━━ TEXTE FOURNI
05:03Georges Pénèque, vous le disiez, la question évidemment de l'immigration qui est incontournable,
05:08je vous redonne la parole et je vous propose d'écouter François Bayreau par rapport.
05:11Quiconque prétendrait qu'il n'y a pas de problème d'immigration brûlant à Mayotte serait irresponsable.
05:20À Mayotte et en Guyane, il y a des difficultés très particulières, très localisées.
05:28Il faut savoir que les obligations de quitter le territoire français, on dit qu'on en exécute 7%,
05:34ça veut dire que 93% ne sont pas exécutées, mais dans les 7%, au moins la moitié sont exécutées à Mayotte et en Guyane.
05:42Alors Georges Pénèque, vous le disiez, l'immigration évidemment, le Premier ministre est plutôt lucide,
05:48mais on attendait éventuellement l'annonce d'un projet de révision constitutionnelle sur le droit du sol,
05:53mais il ne l'a pas fait. Qu'est-ce que ça dit selon vous ?
━━━━
━━ DONNÉES À ANALYSER
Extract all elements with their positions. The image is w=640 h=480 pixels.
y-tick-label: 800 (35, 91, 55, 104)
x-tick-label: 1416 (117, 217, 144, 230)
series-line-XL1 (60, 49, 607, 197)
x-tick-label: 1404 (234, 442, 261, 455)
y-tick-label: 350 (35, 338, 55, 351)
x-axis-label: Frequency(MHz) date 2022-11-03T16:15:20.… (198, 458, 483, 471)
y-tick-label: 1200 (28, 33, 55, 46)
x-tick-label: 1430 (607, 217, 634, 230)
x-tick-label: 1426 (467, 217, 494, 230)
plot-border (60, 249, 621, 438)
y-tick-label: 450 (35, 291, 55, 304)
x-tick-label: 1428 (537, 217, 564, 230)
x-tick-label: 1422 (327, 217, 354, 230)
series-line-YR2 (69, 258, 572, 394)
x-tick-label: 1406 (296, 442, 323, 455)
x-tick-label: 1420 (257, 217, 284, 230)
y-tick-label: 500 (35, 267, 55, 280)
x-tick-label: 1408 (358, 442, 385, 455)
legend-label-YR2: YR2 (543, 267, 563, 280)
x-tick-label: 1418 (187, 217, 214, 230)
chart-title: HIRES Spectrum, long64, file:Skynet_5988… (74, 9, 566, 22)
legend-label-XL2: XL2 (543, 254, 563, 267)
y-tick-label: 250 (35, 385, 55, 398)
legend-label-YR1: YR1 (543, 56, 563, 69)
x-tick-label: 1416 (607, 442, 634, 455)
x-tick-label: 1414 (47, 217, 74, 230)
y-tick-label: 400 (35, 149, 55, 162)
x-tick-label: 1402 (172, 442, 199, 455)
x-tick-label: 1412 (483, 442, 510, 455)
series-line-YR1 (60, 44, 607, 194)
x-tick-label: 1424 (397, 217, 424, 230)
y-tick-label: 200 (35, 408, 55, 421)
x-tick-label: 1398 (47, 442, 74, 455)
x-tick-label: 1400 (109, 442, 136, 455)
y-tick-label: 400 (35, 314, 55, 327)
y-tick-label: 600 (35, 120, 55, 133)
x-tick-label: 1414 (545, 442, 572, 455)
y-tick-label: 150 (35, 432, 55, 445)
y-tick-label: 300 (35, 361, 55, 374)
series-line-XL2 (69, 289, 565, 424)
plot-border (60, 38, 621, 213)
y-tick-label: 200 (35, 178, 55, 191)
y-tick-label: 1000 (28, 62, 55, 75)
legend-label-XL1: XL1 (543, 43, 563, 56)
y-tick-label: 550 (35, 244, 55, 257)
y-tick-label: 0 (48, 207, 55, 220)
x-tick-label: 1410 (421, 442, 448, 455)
━━━━
CONSIGNE 1 — Recopiez le passage de la transcription sur l'immigration à Mayotte qui commence par « 05:28Il faut savoir » et finit par « et en Guyane. », en remplaçant « obligations de quitter le territoire français » par « mesures d'éloignement ».
CONSIGNE 2 — Poursuivez la transcription sur l'immigration à Mayotte après sa dernière phrase.
Les données ne servent pas pour ce travail.

RÉPONSE 1 —
05:28Il faut savoir que les mesures d'éloignement, on dit qu'on en exécute 7%,
05:34ça veut dire que 93% ne sont pas exécutées, mais dans les 7%, au moins la moitié sont exécutées à Mayotte et en Guyane.

RÉPONSE 2 —
05:56D'abord que c'est au Président de la République à convoquer le conseil constitutionnel, ce n'est pas au Premier ministre.
06:01Ensuite que pour une réforme constitutionnelle, comme vous le savez, il faut une majorité des 3-5e,
06:07nous n'avons même pas une majorité de la moitié.
06:10Donc c'est très très compliqué de faire une réforme constitutionnelle aujourd'hui compte tenu du paysage politique.
06:17Mais vous savez, le droit du sol, bien sûr qu'il faudra y arriver un jour ou l'autre à légiférer là-dessus,
06:24mais ça n'est pas à mon avis ce qui va régler définitivement la question migratoire.
06:30Pourquoi ? Parce que Mayotte, c'est le seul département de nos départements et territoires d'outre-mer
06:36qui est contesté dans la souveraineté française.
06:39Personne ne conteste que la Guyane soit française ou la Guadeloupe soit française.
06:44Là, Mayotte, c'est contesté fortement par les Comores, par l'organisation de lutte africaine,
06:51par l'ONU qui ne reconnaît pas non plus la validité de nos référendums.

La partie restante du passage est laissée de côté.